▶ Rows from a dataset
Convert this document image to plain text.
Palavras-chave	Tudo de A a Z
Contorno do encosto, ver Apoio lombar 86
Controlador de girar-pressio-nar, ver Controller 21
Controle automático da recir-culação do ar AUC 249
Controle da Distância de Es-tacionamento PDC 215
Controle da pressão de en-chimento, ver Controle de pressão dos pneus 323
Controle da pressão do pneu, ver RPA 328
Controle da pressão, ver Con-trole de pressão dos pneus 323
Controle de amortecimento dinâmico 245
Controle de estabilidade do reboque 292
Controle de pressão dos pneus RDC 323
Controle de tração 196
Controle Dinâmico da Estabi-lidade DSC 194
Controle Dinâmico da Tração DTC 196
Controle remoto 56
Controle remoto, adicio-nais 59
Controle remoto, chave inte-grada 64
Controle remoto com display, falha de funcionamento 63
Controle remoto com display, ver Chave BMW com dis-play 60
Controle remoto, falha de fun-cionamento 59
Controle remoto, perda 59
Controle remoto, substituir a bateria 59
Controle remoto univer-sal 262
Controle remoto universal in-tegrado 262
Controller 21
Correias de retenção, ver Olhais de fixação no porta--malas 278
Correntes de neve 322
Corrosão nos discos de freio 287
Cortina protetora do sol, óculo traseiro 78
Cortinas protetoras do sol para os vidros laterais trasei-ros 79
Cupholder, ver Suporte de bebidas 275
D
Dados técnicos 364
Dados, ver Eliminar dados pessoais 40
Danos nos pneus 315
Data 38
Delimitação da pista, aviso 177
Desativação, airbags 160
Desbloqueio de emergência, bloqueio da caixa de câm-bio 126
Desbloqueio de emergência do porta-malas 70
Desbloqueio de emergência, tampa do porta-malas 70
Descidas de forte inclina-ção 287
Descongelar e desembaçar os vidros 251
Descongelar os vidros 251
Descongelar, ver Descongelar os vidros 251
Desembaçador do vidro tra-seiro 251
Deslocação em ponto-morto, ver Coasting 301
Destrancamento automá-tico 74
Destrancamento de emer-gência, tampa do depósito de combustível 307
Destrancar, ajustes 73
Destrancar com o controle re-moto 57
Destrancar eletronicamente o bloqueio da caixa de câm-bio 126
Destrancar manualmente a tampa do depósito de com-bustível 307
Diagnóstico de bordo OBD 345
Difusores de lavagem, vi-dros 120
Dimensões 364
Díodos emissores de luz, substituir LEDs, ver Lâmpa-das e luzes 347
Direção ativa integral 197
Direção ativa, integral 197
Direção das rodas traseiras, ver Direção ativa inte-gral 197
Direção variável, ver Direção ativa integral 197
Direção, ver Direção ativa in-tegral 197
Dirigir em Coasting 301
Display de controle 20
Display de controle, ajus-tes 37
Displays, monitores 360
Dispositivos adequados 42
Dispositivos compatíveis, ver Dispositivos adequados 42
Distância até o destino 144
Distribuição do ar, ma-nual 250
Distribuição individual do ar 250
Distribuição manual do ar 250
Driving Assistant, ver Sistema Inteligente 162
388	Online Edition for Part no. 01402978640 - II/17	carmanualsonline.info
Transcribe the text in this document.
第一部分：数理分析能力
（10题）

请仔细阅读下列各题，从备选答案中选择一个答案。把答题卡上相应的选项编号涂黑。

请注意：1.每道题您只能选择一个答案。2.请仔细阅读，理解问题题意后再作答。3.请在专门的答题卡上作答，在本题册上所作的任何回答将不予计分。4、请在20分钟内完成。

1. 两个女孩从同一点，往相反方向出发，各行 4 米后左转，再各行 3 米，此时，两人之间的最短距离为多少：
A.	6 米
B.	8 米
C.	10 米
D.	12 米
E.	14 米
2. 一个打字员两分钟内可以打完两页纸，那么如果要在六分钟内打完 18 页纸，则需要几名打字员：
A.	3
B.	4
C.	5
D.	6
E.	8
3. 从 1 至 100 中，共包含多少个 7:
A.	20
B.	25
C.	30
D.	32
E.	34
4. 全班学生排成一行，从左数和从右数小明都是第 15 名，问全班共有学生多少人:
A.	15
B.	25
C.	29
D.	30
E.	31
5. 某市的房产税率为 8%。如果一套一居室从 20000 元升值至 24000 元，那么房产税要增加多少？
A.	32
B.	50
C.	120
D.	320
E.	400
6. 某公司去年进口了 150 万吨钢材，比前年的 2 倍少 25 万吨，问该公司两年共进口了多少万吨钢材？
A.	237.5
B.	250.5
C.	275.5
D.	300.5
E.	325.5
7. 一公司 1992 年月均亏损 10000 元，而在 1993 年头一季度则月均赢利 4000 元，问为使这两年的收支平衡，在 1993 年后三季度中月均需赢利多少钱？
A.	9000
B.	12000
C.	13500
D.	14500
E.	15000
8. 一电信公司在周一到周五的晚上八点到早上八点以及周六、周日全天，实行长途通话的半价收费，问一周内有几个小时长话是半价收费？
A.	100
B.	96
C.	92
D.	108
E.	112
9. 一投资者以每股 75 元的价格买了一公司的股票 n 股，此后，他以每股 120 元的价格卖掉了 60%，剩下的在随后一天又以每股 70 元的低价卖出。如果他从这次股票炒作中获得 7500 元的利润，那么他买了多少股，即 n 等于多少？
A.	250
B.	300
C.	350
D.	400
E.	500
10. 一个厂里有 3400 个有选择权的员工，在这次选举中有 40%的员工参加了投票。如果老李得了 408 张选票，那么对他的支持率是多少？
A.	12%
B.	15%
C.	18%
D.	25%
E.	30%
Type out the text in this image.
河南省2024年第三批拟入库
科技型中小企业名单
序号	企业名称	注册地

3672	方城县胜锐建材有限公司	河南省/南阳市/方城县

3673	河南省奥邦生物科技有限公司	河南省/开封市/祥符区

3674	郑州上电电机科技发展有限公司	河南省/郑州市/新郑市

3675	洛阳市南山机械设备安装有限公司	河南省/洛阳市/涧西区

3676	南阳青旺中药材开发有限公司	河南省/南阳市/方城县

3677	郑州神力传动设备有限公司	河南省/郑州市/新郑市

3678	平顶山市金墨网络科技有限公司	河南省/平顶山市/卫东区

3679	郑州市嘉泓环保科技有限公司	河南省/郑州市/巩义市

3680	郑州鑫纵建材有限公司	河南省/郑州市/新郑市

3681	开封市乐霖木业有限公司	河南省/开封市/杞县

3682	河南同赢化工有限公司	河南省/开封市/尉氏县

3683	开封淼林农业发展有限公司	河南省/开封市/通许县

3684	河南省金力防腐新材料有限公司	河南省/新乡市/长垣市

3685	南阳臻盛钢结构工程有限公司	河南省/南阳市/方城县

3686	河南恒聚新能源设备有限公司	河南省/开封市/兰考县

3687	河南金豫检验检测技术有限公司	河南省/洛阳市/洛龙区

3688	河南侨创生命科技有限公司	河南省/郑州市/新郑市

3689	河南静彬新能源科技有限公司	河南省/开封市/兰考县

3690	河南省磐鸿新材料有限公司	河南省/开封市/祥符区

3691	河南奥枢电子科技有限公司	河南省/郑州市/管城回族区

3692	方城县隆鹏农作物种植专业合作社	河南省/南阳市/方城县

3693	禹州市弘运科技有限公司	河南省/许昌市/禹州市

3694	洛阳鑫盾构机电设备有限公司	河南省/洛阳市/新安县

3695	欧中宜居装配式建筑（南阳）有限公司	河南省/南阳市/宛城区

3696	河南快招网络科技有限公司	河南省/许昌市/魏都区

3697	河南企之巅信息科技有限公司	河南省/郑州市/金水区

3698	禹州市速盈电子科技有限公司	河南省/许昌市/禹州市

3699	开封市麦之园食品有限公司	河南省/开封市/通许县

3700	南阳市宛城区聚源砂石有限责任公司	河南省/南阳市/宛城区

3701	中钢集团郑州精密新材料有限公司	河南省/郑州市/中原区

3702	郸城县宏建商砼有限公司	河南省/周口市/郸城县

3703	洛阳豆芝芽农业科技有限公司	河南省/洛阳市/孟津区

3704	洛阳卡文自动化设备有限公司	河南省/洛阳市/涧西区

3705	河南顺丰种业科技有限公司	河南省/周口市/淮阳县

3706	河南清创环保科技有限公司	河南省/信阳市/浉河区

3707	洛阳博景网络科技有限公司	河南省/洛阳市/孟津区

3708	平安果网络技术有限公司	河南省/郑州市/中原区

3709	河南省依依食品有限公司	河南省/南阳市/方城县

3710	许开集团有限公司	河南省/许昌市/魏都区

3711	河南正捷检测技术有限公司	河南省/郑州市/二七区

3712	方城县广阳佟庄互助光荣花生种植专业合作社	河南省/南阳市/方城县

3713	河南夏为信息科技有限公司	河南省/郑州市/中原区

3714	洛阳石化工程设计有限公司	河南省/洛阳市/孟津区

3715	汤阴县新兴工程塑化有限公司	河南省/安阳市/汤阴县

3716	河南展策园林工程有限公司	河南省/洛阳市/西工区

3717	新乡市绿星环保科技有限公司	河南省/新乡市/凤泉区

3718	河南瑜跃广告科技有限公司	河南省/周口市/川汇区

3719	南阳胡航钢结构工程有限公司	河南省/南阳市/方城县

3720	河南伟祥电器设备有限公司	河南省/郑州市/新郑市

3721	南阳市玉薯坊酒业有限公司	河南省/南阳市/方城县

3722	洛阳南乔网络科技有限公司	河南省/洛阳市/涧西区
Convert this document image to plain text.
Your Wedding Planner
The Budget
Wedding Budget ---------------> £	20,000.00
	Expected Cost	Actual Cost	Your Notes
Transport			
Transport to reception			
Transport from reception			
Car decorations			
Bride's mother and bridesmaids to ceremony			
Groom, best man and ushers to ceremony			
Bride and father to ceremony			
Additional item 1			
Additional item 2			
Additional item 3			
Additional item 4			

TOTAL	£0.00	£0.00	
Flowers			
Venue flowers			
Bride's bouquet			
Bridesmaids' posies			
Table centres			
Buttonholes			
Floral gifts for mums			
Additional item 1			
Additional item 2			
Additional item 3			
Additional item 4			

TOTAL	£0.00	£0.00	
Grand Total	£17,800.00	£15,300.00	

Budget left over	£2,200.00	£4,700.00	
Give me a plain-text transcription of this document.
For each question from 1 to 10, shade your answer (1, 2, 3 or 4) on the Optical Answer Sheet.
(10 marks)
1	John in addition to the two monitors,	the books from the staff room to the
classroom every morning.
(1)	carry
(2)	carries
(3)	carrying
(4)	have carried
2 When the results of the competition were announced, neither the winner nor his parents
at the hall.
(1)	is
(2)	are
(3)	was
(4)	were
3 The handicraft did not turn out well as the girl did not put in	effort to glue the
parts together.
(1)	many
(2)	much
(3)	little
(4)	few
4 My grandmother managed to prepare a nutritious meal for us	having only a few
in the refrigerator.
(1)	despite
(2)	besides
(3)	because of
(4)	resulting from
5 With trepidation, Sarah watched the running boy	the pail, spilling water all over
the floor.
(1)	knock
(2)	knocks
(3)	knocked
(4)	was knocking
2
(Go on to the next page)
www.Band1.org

▶ Exercise brief
Filter the entries down to the lines containing "text". Copy each of those lines.

▶ Task result
Convert this document image to plain text.
Transcribe the text in this document.
Type out the text in this image.
Convert this document image to plain text.
Give me a plain-text transcription of this document.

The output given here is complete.